━━━━━ SOURCE INFORMATION ━━━━━

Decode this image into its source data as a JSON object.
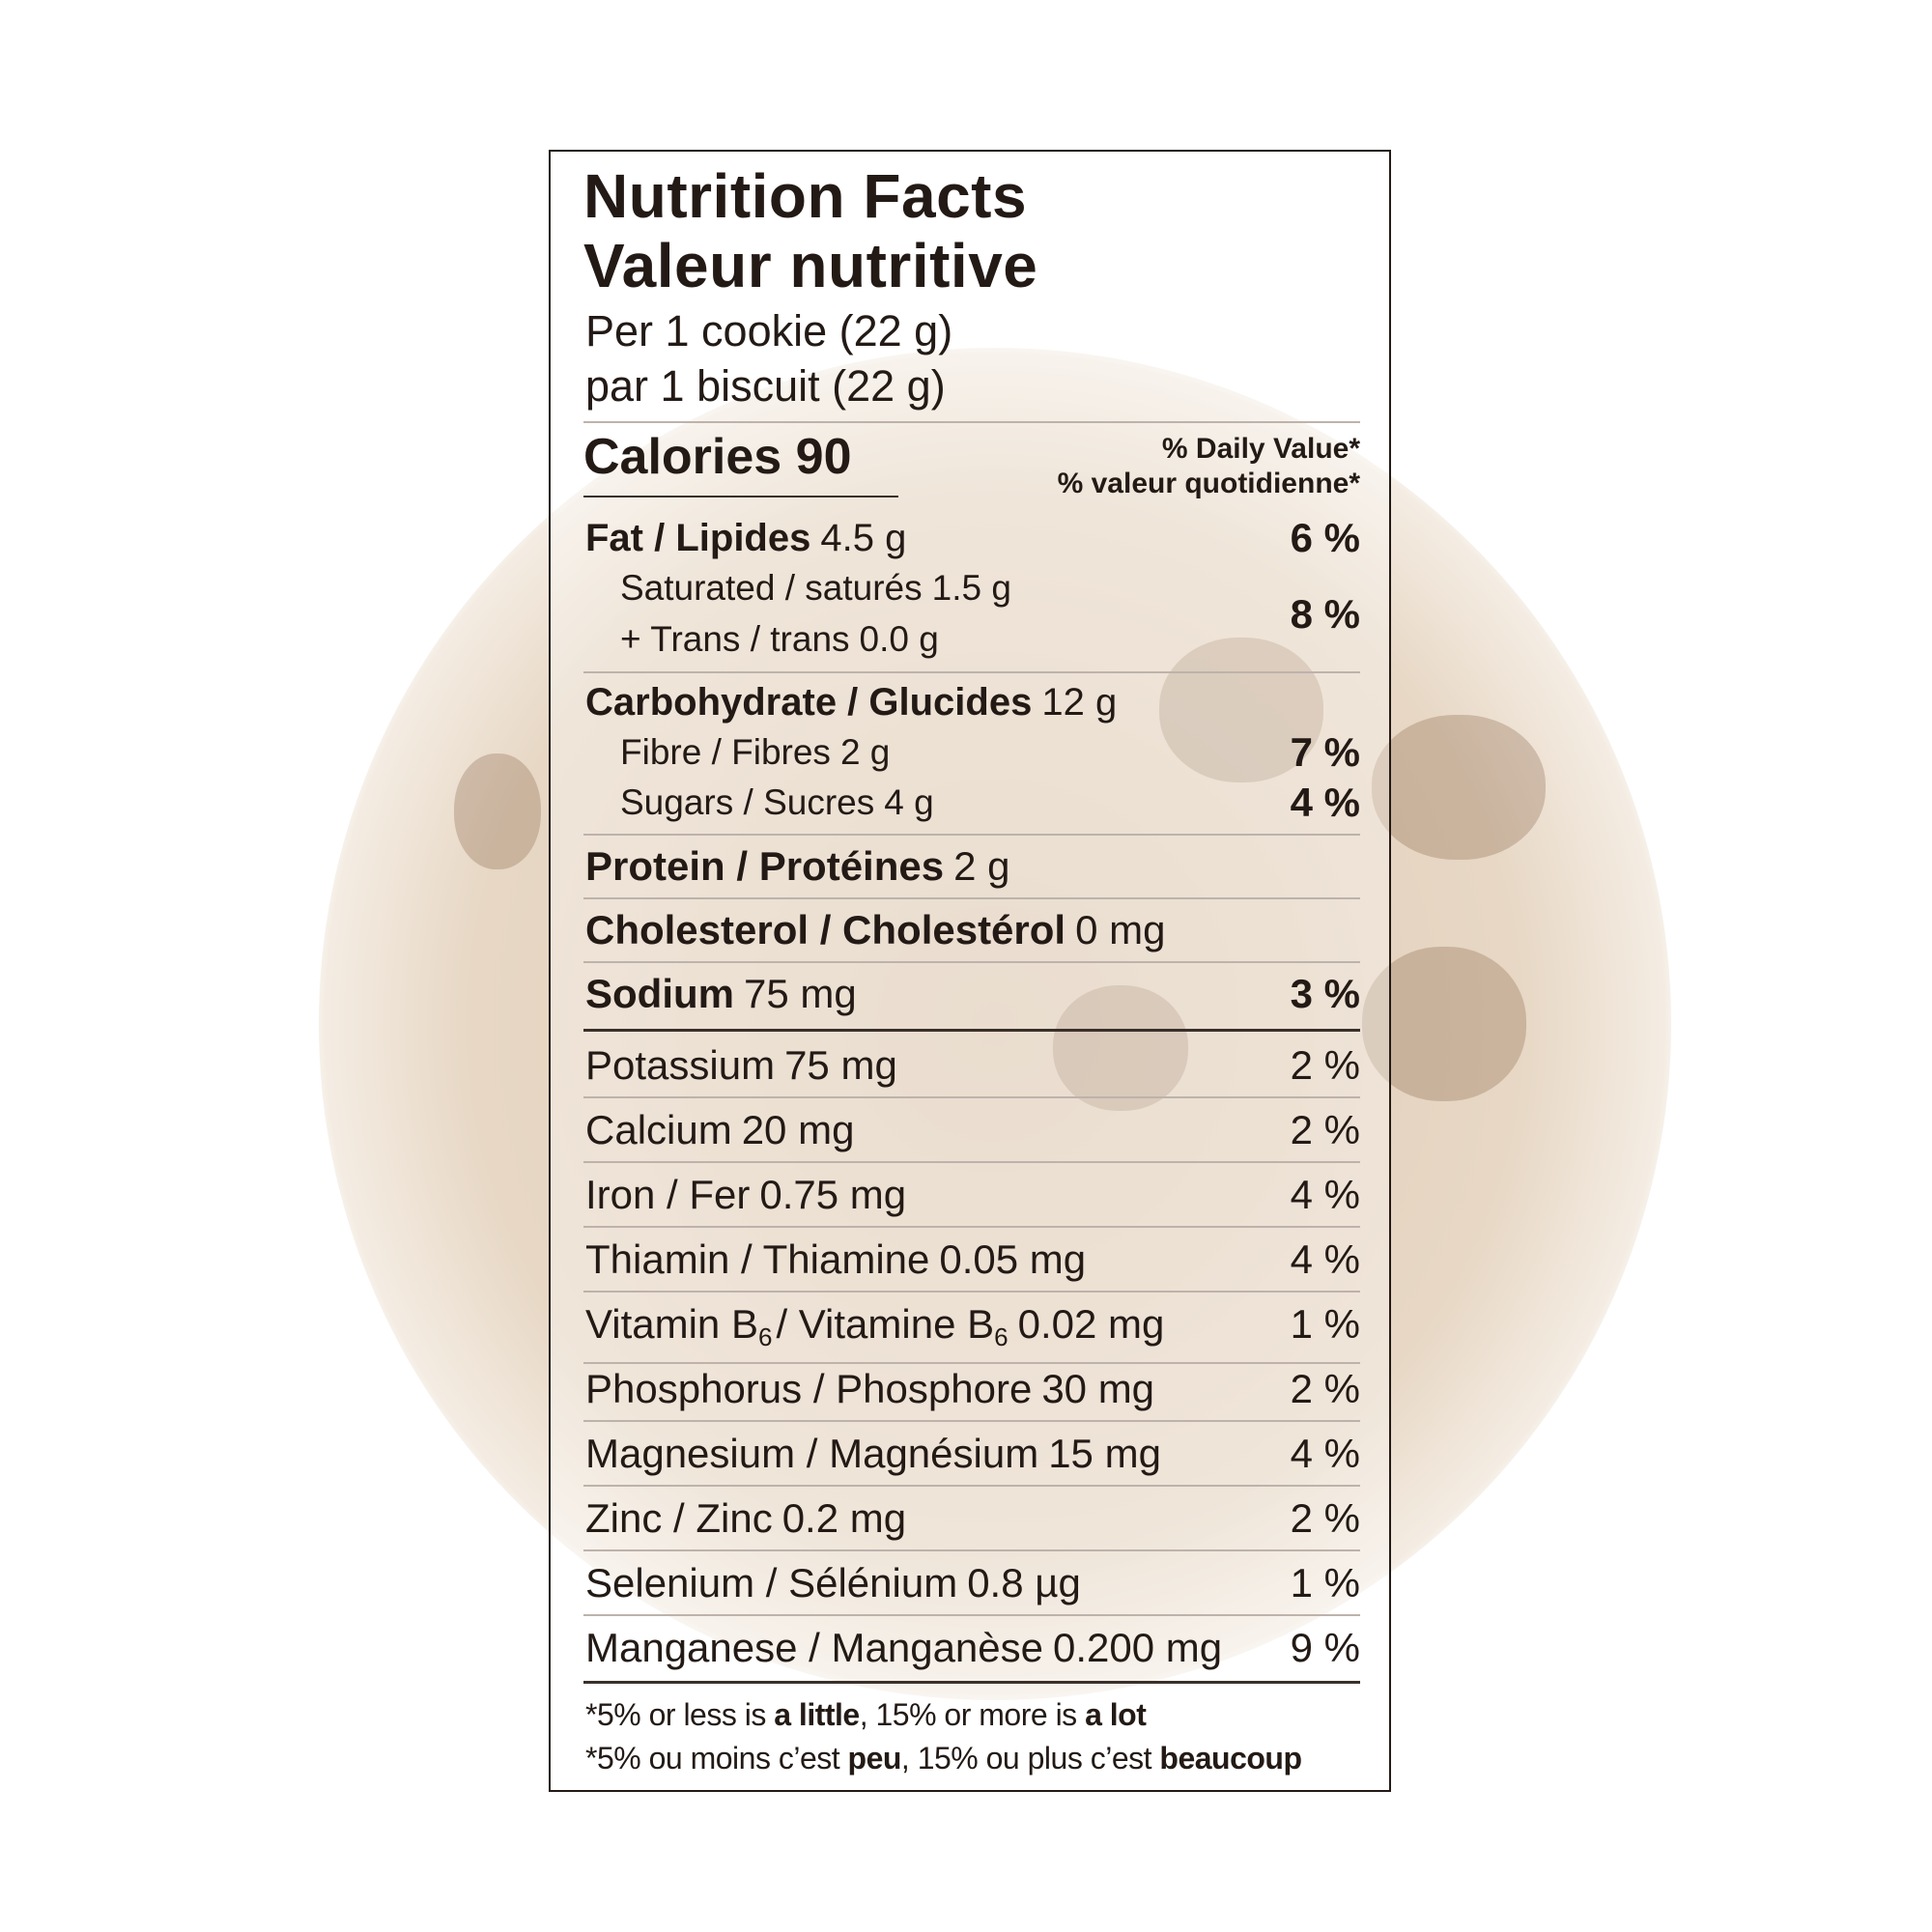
{
  "title_en": "Nutrition Facts",
  "title_fr": "Valeur nutritive",
  "serving_en": "Per 1 cookie (22 g)",
  "serving_fr": "par 1 biscuit (22 g)",
  "calories": {
    "label": "Calories",
    "value": "90"
  },
  "dv_header_en": "% Daily Value*",
  "dv_header_fr": "% valeur quotidienne*",
  "fat": {
    "label": "Fat / Lipides",
    "amount": "4.5 g",
    "dv": "6 %"
  },
  "saturated": {
    "label": "Saturated / saturés",
    "amount": "1.5 g"
  },
  "trans": {
    "label": "+ Trans / trans",
    "amount": "0.0 g"
  },
  "sat_trans_dv": "8 %",
  "carbohydrate": {
    "label": "Carbohydrate / Glucides",
    "amount": "12 g"
  },
  "fibre": {
    "label": "Fibre / Fibres",
    "amount": "2 g",
    "dv": "7 %"
  },
  "sugars": {
    "label": "Sugars / Sucres",
    "amount": "4 g",
    "dv": "4 %"
  },
  "protein": {
    "label": "Protein / Protéines",
    "amount": "2 g"
  },
  "cholesterol": {
    "label": "Cholesterol / Cholestérol",
    "amount": "0 mg"
  },
  "sodium": {
    "label": "Sodium",
    "amount": "75 mg",
    "dv": "3 %"
  },
  "potassium": {
    "label": "Potassium",
    "amount": "75 mg",
    "dv": "2 %"
  },
  "calcium": {
    "label": "Calcium",
    "amount": "20 mg",
    "dv": "2 %"
  },
  "iron": {
    "label": "Iron / Fer",
    "amount": "0.75 mg",
    "dv": "4 %"
  },
  "thiamin": {
    "label": "Thiamin / Thiamine",
    "amount": "0.05 mg",
    "dv": "4 %"
  },
  "vitamin_b6": {
    "label_en": "Vitamin B",
    "label_fr": "/ Vitamine B",
    "subscript": "6",
    "amount": "0.02 mg",
    "dv": "1 %"
  },
  "phosphorus": {
    "label": "Phosphorus / Phosphore",
    "amount": "30 mg",
    "dv": "2 %"
  },
  "magnesium": {
    "label": "Magnesium / Magnésium",
    "amount": "15 mg",
    "dv": "4 %"
  },
  "zinc": {
    "label": "Zinc / Zinc",
    "amount": "0.2 mg",
    "dv": "2 %"
  },
  "selenium": {
    "label": "Selenium / Sélénium",
    "amount": "0.8 µg",
    "dv": "1 %"
  },
  "manganese": {
    "label": "Manganese / Manganèse",
    "amount": "0.200 mg",
    "dv": "9 %"
  },
  "footnote_en": {
    "a": "*5% or less is ",
    "b": "a little",
    "c": ", 15% or more is ",
    "d": "a lot"
  },
  "footnote_fr": {
    "a": "*5% ou moins c’est ",
    "b": "peu",
    "c": ", 15% ou plus c’est ",
    "d": "beaucoup"
  },
  "colors": {
    "text": "#231a16",
    "rule": "#bdb3ab",
    "cookie": "#c4a078"
  }
}
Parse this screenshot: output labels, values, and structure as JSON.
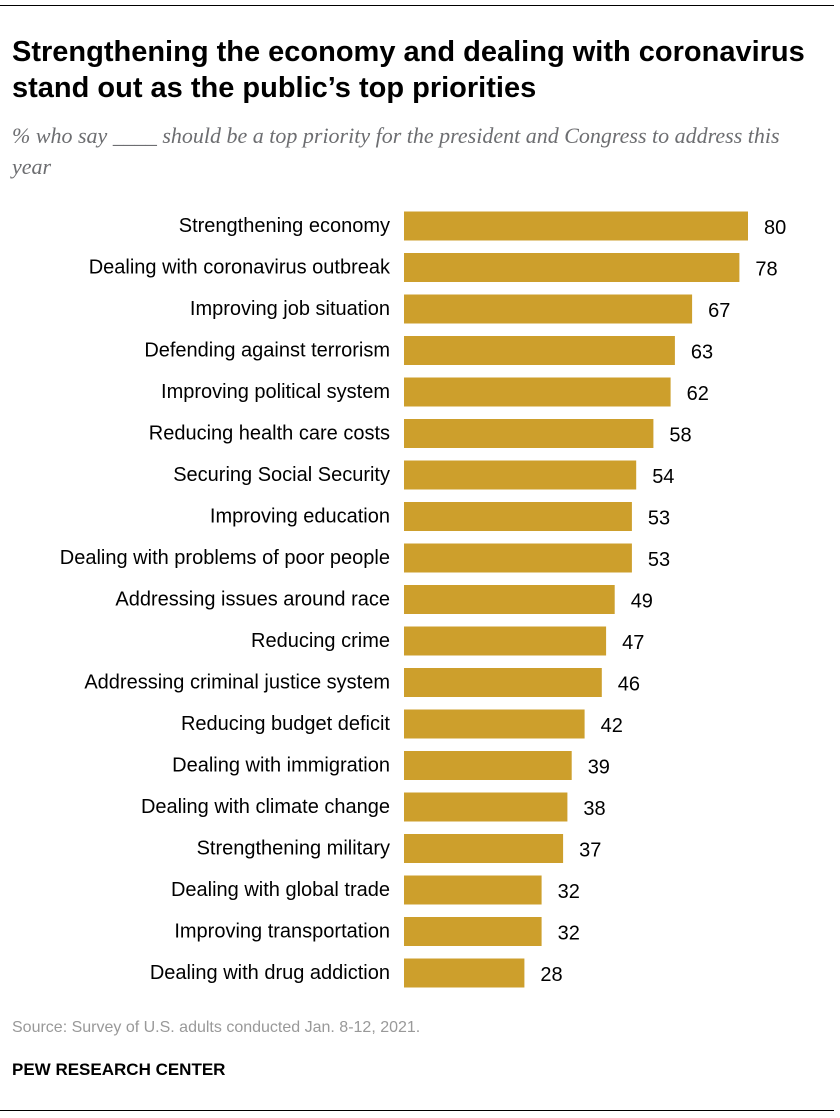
{
  "title": "Strengthening the economy and dealing with coronavirus stand out as the public’s top priorities",
  "subtitle": "% who say ____ should be a top priority for the president and Congress to address this year",
  "source": "Source: Survey of U.S. adults conducted Jan. 8-12, 2021.",
  "organization": "PEW RESEARCH CENTER",
  "colors": {
    "bar": "#cd9f2c"
  },
  "chart_data": {
    "type": "bar",
    "orientation": "horizontal",
    "categories": [
      "Strengthening economy",
      "Dealing with coronavirus outbreak",
      "Improving job situation",
      "Defending against terrorism",
      "Improving political system",
      "Reducing health care costs",
      "Securing Social Security",
      "Improving education",
      "Dealing with problems of poor people",
      "Addressing issues around race",
      "Reducing crime",
      "Addressing criminal justice system",
      "Reducing budget deficit",
      "Dealing with immigration",
      "Dealing with climate change",
      "Strengthening military",
      "Dealing with global trade",
      "Improving transportation",
      "Dealing with drug addiction"
    ],
    "values": [
      80,
      78,
      67,
      63,
      62,
      58,
      54,
      53,
      53,
      49,
      47,
      46,
      42,
      39,
      38,
      37,
      32,
      32,
      28
    ],
    "xlim": [
      0,
      100
    ],
    "grid": false,
    "legend": "none",
    "data_labels": true
  }
}
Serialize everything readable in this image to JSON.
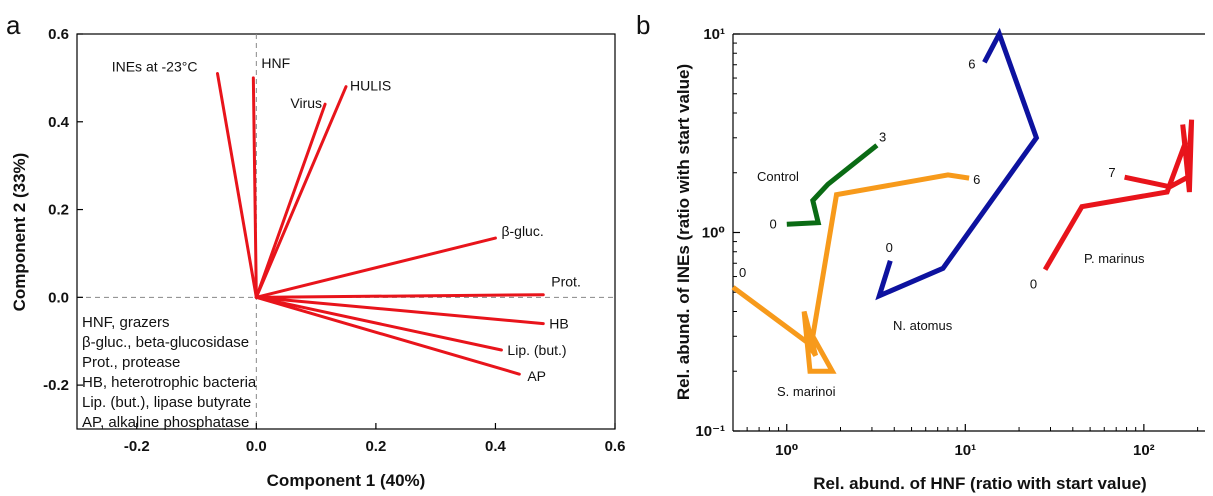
{
  "chart_data": [
    {
      "type": "biplot",
      "panel_label": "a",
      "xlabel": "Component 1 (40%)",
      "ylabel": "Component 2 (33%)",
      "xlim": [
        -0.3,
        0.6
      ],
      "ylim": [
        -0.3,
        0.6
      ],
      "xticks": [
        -0.2,
        0.0,
        0.2,
        0.4,
        0.6
      ],
      "xtick_labels": [
        "-0.2",
        "0.0",
        "0.2",
        "0.4",
        "0.6"
      ],
      "yticks": [
        -0.2,
        0.0,
        0.2,
        0.4,
        0.6
      ],
      "ytick_labels": [
        "-0.2",
        "0.0",
        "0.2",
        "0.4",
        "0.6"
      ],
      "vector_color": "#e8141b",
      "vectors": [
        {
          "label": "INEs at -23°C",
          "x": -0.065,
          "y": 0.51
        },
        {
          "label": "HNF",
          "x": -0.005,
          "y": 0.5
        },
        {
          "label": "Virus",
          "x": 0.115,
          "y": 0.44
        },
        {
          "label": "HULIS",
          "x": 0.15,
          "y": 0.48
        },
        {
          "label": "β-gluc.",
          "x": 0.4,
          "y": 0.135
        },
        {
          "label": "Prot.",
          "x": 0.48,
          "y": 0.006
        },
        {
          "label": "HB",
          "x": 0.48,
          "y": -0.06
        },
        {
          "label": "Lip. (but.)",
          "x": 0.41,
          "y": -0.12
        },
        {
          "label": "AP",
          "x": 0.44,
          "y": -0.175
        }
      ],
      "legend_lines": [
        "HNF, grazers",
        "β-gluc., beta-glucosidase",
        "Prot., protease",
        "HB, heterotrophic bacteria",
        "Lip. (but.), lipase butyrate",
        "AP, alkaline phosphatase"
      ]
    },
    {
      "type": "line",
      "panel_label": "b",
      "xlabel": "Rel. abund. of HNF (ratio with start value)",
      "ylabel": "Rel. abund. of INEs (ratio with start value)",
      "xscale": "log",
      "yscale": "log",
      "xlim": [
        0.5,
        220
      ],
      "ylim": [
        0.1,
        10
      ],
      "xticks": [
        1,
        10,
        100
      ],
      "xtick_labels": [
        "10⁰",
        "10¹",
        "10²"
      ],
      "yticks": [
        0.1,
        1,
        10
      ],
      "ytick_labels": [
        "10⁻¹",
        "10⁰",
        "10¹"
      ],
      "series": [
        {
          "name": "Control",
          "color": "#0a6b14",
          "x": [
            1.0,
            1.5,
            1.4,
            1.7,
            3.2
          ],
          "y": [
            1.1,
            1.12,
            1.45,
            1.75,
            2.75
          ],
          "start_label": "0",
          "end_label": "3"
        },
        {
          "name": "S. marinoi",
          "color": "#f79a1b",
          "x": [
            0.5,
            1.3,
            1.45,
            1.25,
            1.35,
            1.8,
            1.4,
            1.9,
            8.0,
            10.5
          ],
          "y": [
            0.53,
            0.28,
            0.24,
            0.4,
            0.2,
            0.2,
            0.3,
            1.55,
            1.95,
            1.88
          ],
          "start_label": "0",
          "end_label": "6"
        },
        {
          "name": "N. atomus",
          "color": "#0d129f",
          "x": [
            3.8,
            3.3,
            7.5,
            25.0,
            15.5,
            12.8
          ],
          "y": [
            0.72,
            0.48,
            0.66,
            3.0,
            10.0,
            7.2
          ],
          "start_label": "0",
          "end_label": "6"
        },
        {
          "name": "P. marinus",
          "color": "#e8141b",
          "x": [
            28.0,
            45.0,
            135.0,
            170.0,
            165.0,
            180.0,
            185.0,
            176.0,
            140.0,
            78.0
          ],
          "y": [
            0.65,
            1.35,
            1.6,
            2.8,
            3.5,
            1.6,
            3.7,
            1.9,
            1.7,
            1.9
          ],
          "start_label": "0",
          "end_label": "7"
        }
      ]
    }
  ]
}
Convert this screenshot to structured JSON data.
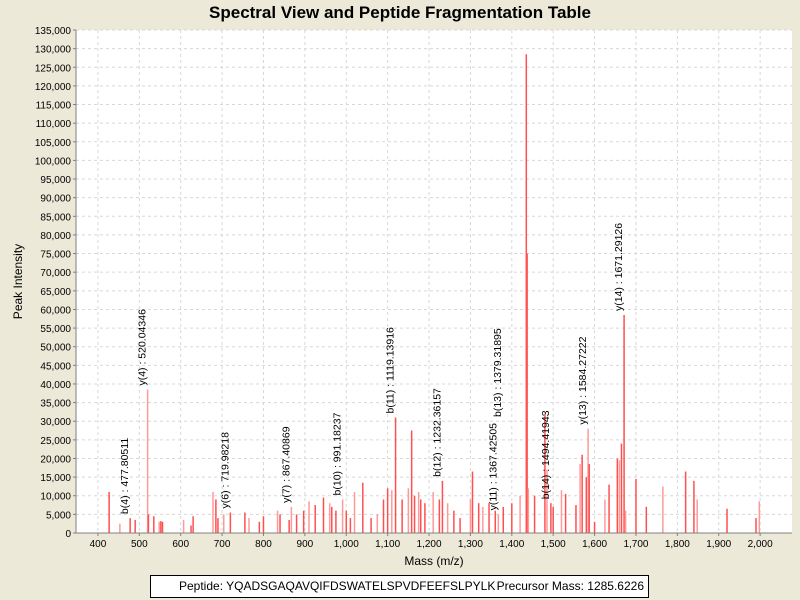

━━━━━

WHAT TO PRODUCE. Lines with the word "this" in them should be copied from the preceding records.

OUTPUT OF THE TASK.
Decode this image into its source data as a JSON object.
Parse this screenshot: output labels, values, and structure as JSON.
  "subtitle": "% who say ____ should be a top priority for the president and Congress to address this year",
Serialize everything readable in this image to JSON.
Convert this screenshot to structured JSON data.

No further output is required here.